• GIVEN REQUEST: Repeat, exactly and in full, the lines of the listing below, but without any pictures.

• GIVEN ENTRIES:

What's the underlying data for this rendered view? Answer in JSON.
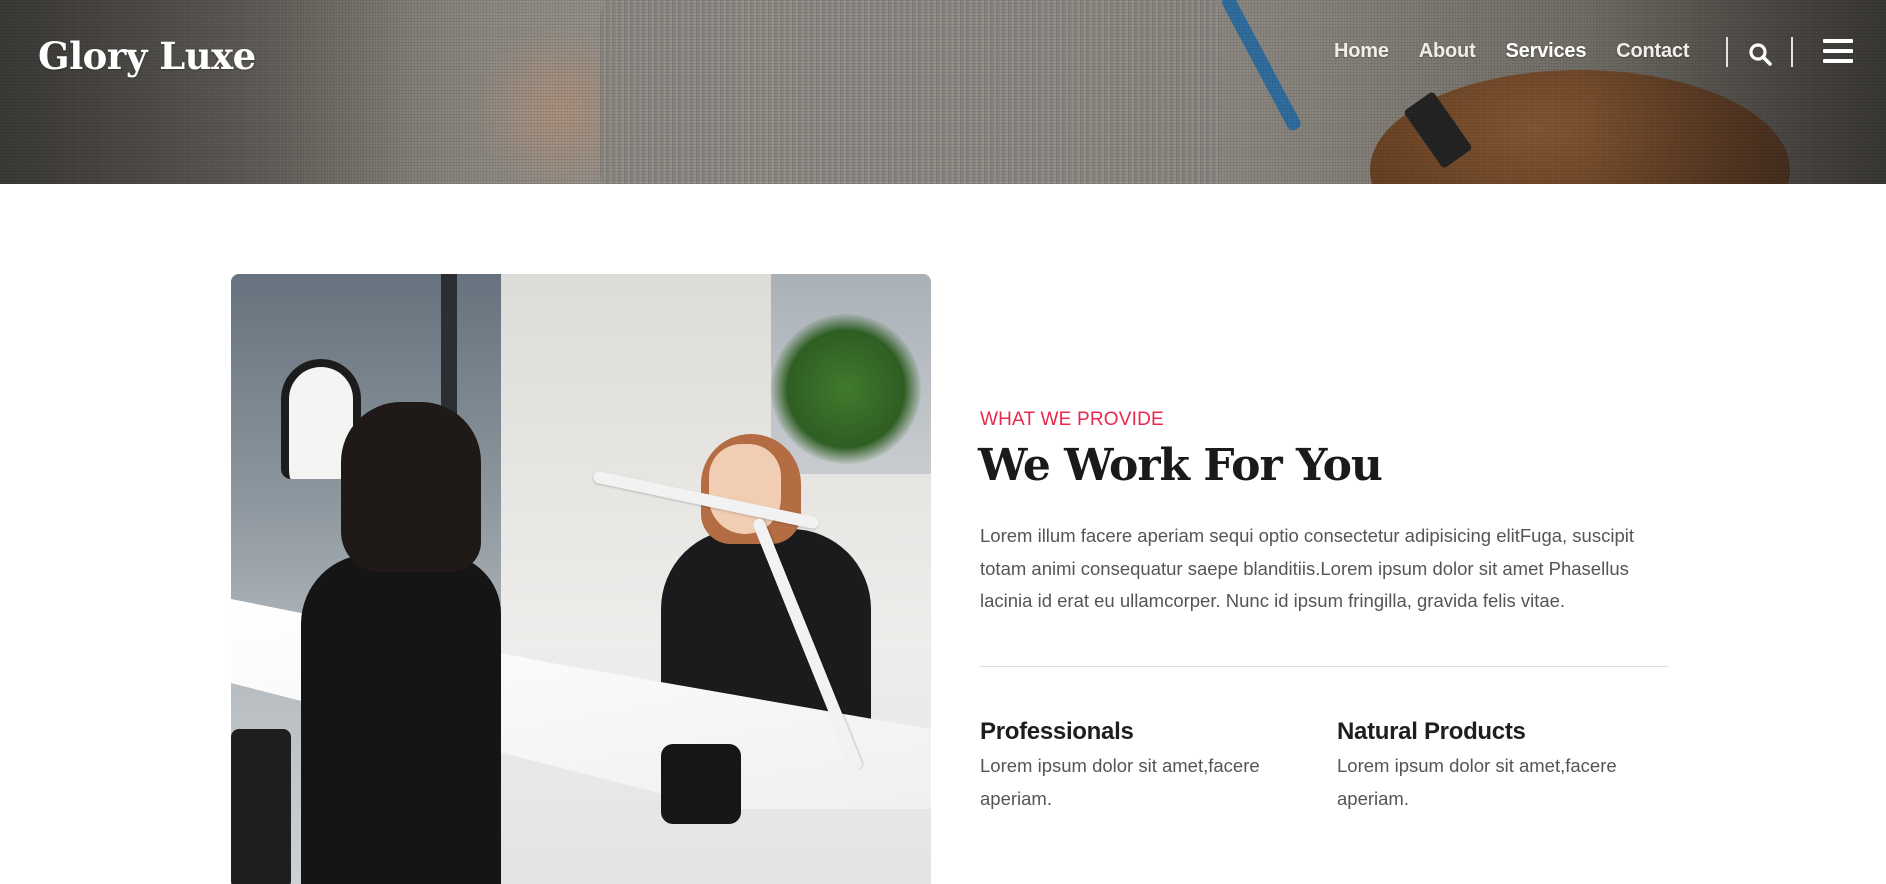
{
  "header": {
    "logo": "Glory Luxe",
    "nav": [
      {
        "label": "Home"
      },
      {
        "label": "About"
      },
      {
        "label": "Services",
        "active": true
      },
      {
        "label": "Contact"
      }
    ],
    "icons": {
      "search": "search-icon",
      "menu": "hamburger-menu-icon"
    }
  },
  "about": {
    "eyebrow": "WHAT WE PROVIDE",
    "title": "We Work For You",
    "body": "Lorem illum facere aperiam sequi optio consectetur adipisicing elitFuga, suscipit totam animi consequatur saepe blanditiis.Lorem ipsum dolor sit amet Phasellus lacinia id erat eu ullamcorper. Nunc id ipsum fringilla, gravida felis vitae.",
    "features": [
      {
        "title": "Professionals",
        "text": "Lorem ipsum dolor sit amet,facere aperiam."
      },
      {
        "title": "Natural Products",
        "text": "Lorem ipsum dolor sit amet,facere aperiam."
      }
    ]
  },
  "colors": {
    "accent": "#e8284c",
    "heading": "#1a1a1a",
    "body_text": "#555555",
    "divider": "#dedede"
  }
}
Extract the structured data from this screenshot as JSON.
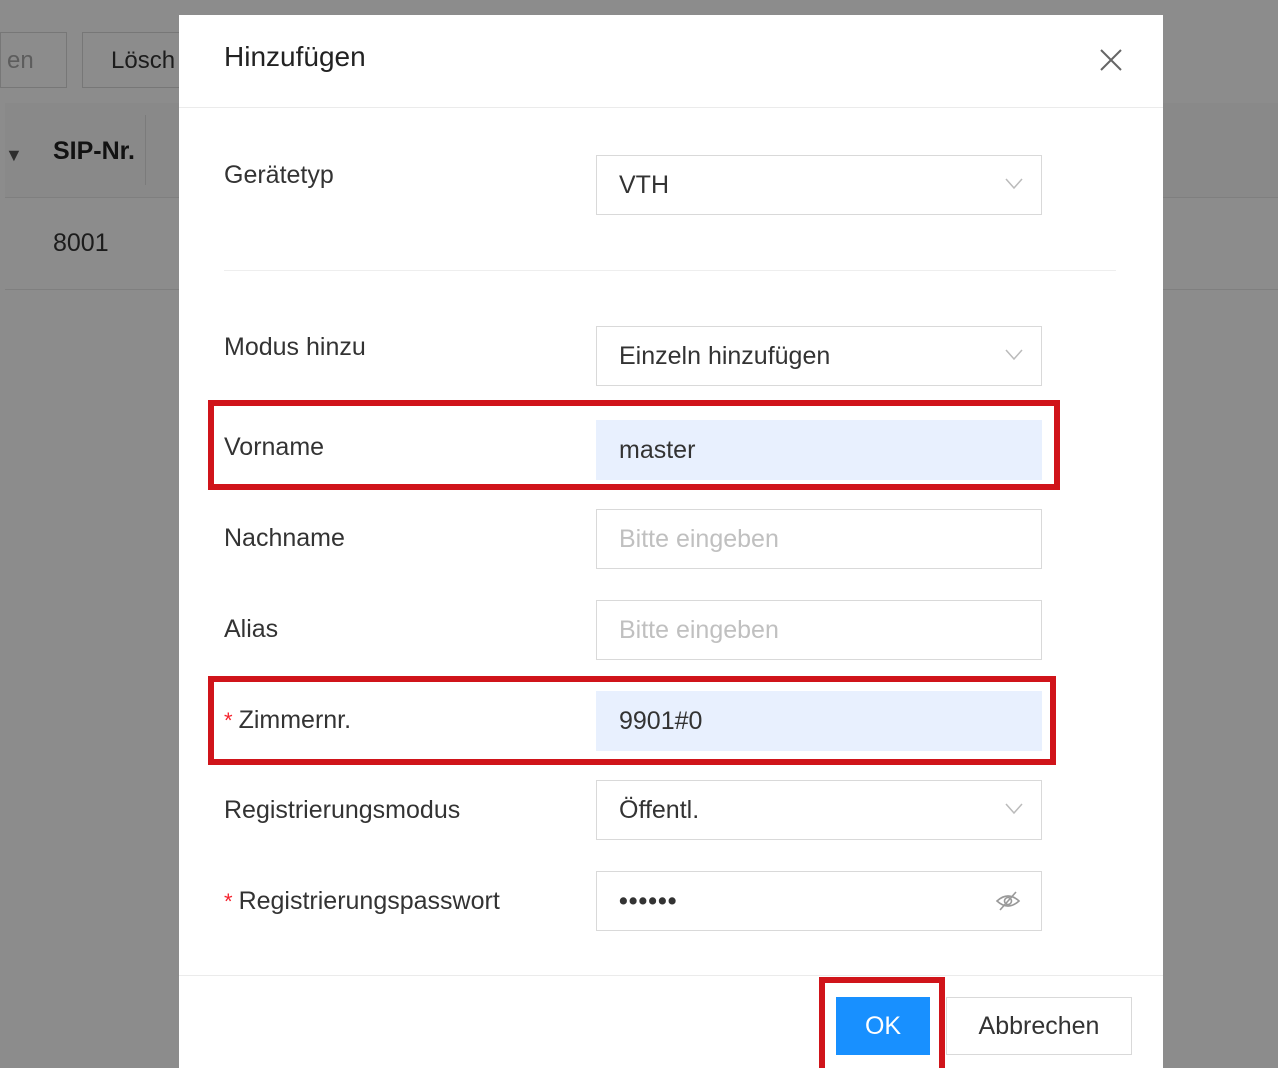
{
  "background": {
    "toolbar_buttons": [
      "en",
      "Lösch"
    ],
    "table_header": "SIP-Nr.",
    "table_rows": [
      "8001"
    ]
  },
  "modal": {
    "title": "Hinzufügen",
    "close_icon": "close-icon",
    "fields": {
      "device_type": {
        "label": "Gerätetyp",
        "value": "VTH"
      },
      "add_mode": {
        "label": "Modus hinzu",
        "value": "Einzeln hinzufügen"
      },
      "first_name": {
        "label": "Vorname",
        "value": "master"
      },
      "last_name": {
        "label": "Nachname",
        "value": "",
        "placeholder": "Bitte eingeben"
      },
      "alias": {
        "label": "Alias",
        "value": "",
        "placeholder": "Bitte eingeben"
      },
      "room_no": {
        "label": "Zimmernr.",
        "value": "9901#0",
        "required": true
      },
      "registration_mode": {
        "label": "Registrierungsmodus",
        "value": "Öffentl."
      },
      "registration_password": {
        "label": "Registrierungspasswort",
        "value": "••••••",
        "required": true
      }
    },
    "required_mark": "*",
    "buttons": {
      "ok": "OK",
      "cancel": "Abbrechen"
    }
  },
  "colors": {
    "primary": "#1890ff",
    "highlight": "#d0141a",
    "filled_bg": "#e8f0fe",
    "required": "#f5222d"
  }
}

• RESPONSE TO THIS EXERCISE:
What's the underlying data for this rendered view? Answer in JSON.
{
  "header": {
    "logo": "Glory Luxe",
    "nav": [
      {
        "label": "Home"
      },
      {
        "label": "About"
      },
      {
        "label": "Services",
        "active": true
      },
      {
        "label": "Contact"
      }
    ],
    "icons": {
      "search": "search-icon",
      "menu": "hamburger-menu-icon"
    }
  },
  "about": {
    "eyebrow": "WHAT WE PROVIDE",
    "title": "We Work For You",
    "body": "Lorem illum facere aperiam sequi optio consectetur adipisicing elitFuga, suscipit totam animi consequatur saepe blanditiis.Lorem ipsum dolor sit amet Phasellus lacinia id erat eu ullamcorper. Nunc id ipsum fringilla, gravida felis vitae.",
    "features": [
      {
        "title": "Professionals",
        "text": "Lorem ipsum dolor sit amet,facere aperiam."
      },
      {
        "title": "Natural Products",
        "text": "Lorem ipsum dolor sit amet,facere aperiam."
      }
    ]
  },
  "colors": {
    "accent": "#e8284c",
    "heading": "#1a1a1a",
    "body_text": "#555555",
    "divider": "#dedede"
  }
}
Extract the structured data from this screenshot as JSON.
{
  "background": {
    "toolbar_buttons": [
      "en",
      "Lösch"
    ],
    "table_header": "SIP-Nr.",
    "table_rows": [
      "8001"
    ]
  },
  "modal": {
    "title": "Hinzufügen",
    "close_icon": "close-icon",
    "fields": {
      "device_type": {
        "label": "Gerätetyp",
        "value": "VTH"
      },
      "add_mode": {
        "label": "Modus hinzu",
        "value": "Einzeln hinzufügen"
      },
      "first_name": {
        "label": "Vorname",
        "value": "master"
      },
      "last_name": {
        "label": "Nachname",
        "value": "",
        "placeholder": "Bitte eingeben"
      },
      "alias": {
        "label": "Alias",
        "value": "",
        "placeholder": "Bitte eingeben"
      },
      "room_no": {
        "label": "Zimmernr.",
        "value": "9901#0",
        "required": true
      },
      "registration_mode": {
        "label": "Registrierungsmodus",
        "value": "Öffentl."
      },
      "registration_password": {
        "label": "Registrierungspasswort",
        "value": "••••••",
        "required": true
      }
    },
    "required_mark": "*",
    "buttons": {
      "ok": "OK",
      "cancel": "Abbrechen"
    }
  },
  "colors": {
    "primary": "#1890ff",
    "highlight": "#d0141a",
    "filled_bg": "#e8f0fe",
    "required": "#f5222d"
  }
}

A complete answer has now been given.